↓

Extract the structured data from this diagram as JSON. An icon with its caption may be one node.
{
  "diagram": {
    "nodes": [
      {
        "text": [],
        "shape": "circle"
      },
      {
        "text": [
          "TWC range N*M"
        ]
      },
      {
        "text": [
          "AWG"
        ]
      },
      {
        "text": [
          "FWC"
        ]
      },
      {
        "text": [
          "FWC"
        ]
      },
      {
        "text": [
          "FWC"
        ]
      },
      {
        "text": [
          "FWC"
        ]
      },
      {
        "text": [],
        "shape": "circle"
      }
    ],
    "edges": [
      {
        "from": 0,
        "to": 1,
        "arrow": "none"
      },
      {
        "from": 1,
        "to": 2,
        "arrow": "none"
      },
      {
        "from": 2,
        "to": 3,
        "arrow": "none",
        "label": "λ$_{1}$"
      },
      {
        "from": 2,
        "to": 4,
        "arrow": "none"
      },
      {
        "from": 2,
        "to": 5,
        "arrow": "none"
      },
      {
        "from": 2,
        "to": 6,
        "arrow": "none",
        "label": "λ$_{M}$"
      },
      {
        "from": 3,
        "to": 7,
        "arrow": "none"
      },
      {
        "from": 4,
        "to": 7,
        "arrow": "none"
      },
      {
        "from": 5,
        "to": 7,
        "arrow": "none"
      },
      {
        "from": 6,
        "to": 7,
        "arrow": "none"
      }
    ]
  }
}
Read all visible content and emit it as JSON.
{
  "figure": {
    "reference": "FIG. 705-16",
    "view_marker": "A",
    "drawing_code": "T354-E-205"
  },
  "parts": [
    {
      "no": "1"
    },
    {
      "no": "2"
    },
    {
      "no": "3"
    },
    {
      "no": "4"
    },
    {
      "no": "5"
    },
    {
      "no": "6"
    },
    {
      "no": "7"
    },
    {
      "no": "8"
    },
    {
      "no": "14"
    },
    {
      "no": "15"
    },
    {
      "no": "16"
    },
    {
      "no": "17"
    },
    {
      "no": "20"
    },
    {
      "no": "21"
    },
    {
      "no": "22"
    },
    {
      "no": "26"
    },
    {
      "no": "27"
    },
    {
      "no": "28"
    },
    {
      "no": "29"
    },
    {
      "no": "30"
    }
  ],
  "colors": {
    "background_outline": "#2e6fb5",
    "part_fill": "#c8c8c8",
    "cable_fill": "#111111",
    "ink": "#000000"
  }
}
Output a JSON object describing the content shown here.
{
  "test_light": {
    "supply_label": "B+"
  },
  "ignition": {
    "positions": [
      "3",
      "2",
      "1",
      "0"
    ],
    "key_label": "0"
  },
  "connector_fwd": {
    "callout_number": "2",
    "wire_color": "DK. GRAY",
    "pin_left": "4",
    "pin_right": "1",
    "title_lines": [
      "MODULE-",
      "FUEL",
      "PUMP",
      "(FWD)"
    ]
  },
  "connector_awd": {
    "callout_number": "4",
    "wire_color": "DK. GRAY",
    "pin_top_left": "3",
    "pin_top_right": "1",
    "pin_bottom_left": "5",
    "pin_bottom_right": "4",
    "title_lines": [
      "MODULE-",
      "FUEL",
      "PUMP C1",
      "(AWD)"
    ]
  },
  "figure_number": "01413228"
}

↑

Set down the listing above in full, please, exactly as it appears.

Extract the structured data from this diagram as JSON. An icon with its caption may be one node.
{
  "diagram": {
    "nodes": [
      {
        "text": [],
        "shape": "circle"
      },
      {
        "text": [
          "TWC range N*M"
        ]
      },
      {
        "text": [
          "AWG"
        ]
      },
      {
        "text": [
          "FWC"
        ]
      },
      {
        "text": [
          "FWC"
        ]
      },
      {
        "text": [
          "FWC"
        ]
      },
      {
        "text": [
          "FWC"
        ]
      },
      {
        "text": [],
        "shape": "circle"
      }
    ],
    "edges": [
      {
        "from": 0,
        "to": 1,
        "arrow": "none"
      },
      {
        "from": 1,
        "to": 2,
        "arrow": "none"
      },
      {
        "from": 2,
        "to": 3,
        "arrow": "none",
        "label": "λ$_{1}$"
      },
      {
        "from": 2,
        "to": 4,
        "arrow": "none"
      },
      {
        "from": 2,
        "to": 5,
        "arrow": "none"
      },
      {
        "from": 2,
        "to": 6,
        "arrow": "none",
        "label": "λ$_{M}$"
      },
      {
        "from": 3,
        "to": 7,
        "arrow": "none"
      },
      {
        "from": 4,
        "to": 7,
        "arrow": "none"
      },
      {
        "from": 5,
        "to": 7,
        "arrow": "none"
      },
      {
        "from": 6,
        "to": 7,
        "arrow": "none"
      }
    ]
  }
}
Read all visible content and emit it as JSON.
{
  "figure": {
    "reference": "FIG. 705-16",
    "view_marker": "A",
    "drawing_code": "T354-E-205"
  },
  "parts": [
    {
      "no": "1"
    },
    {
      "no": "2"
    },
    {
      "no": "3"
    },
    {
      "no": "4"
    },
    {
      "no": "5"
    },
    {
      "no": "6"
    },
    {
      "no": "7"
    },
    {
      "no": "8"
    },
    {
      "no": "14"
    },
    {
      "no": "15"
    },
    {
      "no": "16"
    },
    {
      "no": "17"
    },
    {
      "no": "20"
    },
    {
      "no": "21"
    },
    {
      "no": "22"
    },
    {
      "no": "26"
    },
    {
      "no": "27"
    },
    {
      "no": "28"
    },
    {
      "no": "29"
    },
    {
      "no": "30"
    }
  ],
  "colors": {
    "background_outline": "#2e6fb5",
    "part_fill": "#c8c8c8",
    "cable_fill": "#111111",
    "ink": "#000000"
  }
}
Output a JSON object describing the content shown here.
{
  "test_light": {
    "supply_label": "B+"
  },
  "ignition": {
    "positions": [
      "3",
      "2",
      "1",
      "0"
    ],
    "key_label": "0"
  },
  "connector_fwd": {
    "callout_number": "2",
    "wire_color": "DK. GRAY",
    "pin_left": "4",
    "pin_right": "1",
    "title_lines": [
      "MODULE-",
      "FUEL",
      "PUMP",
      "(FWD)"
    ]
  },
  "connector_awd": {
    "callout_number": "4",
    "wire_color": "DK. GRAY",
    "pin_top_left": "3",
    "pin_top_right": "1",
    "pin_bottom_left": "5",
    "pin_bottom_right": "4",
    "title_lines": [
      "MODULE-",
      "FUEL",
      "PUMP C1",
      "(AWD)"
    ]
  },
  "figure_number": "01413228"
}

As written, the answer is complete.